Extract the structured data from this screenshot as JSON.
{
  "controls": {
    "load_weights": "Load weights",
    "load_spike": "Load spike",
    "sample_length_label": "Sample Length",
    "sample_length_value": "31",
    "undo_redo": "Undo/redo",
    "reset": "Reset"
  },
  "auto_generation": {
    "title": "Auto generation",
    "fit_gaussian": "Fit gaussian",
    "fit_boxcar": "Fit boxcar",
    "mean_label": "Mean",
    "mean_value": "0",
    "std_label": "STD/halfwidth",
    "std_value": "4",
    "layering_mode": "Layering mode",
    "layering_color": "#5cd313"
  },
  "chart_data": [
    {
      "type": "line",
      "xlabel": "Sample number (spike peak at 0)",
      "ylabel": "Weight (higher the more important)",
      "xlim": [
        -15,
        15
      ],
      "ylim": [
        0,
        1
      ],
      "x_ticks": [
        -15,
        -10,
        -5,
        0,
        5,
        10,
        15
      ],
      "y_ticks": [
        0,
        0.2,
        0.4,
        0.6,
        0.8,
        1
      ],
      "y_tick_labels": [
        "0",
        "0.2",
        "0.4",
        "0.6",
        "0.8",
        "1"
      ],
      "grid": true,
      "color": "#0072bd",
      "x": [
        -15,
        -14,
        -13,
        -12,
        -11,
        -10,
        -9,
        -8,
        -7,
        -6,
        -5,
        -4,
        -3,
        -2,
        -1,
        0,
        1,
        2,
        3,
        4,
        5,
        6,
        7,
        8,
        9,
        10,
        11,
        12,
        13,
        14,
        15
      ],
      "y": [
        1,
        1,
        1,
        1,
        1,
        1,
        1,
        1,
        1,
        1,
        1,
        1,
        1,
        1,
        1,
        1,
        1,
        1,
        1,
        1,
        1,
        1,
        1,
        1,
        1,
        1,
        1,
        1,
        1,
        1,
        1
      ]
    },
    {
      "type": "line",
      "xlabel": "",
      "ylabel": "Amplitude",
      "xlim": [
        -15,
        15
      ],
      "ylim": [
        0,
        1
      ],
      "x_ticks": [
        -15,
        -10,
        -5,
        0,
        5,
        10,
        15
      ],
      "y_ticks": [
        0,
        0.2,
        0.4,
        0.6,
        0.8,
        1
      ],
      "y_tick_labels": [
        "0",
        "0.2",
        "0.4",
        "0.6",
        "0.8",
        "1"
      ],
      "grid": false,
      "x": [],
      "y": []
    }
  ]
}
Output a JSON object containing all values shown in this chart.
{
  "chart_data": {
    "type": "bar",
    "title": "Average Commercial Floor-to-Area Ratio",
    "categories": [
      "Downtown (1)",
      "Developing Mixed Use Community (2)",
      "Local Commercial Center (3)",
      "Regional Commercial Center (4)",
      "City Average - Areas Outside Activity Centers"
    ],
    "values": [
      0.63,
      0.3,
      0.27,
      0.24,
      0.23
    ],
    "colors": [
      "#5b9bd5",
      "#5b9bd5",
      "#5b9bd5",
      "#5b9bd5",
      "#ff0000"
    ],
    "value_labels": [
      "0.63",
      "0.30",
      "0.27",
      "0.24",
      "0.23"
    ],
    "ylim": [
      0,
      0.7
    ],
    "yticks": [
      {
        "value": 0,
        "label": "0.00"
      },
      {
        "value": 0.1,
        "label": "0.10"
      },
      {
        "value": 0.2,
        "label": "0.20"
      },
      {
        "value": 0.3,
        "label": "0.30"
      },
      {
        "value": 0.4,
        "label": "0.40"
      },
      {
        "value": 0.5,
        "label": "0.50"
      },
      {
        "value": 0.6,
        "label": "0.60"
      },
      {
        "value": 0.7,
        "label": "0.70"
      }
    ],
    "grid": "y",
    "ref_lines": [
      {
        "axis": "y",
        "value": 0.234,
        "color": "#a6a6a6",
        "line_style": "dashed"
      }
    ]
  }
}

◇ ◇ ◇ ◇ ◇

# Direction
Go through the material and copy out every line with "this" in it.

# Correct answer
Extract the structured data from this screenshot as JSON.
Output a JSON object containing all values shown in this chart.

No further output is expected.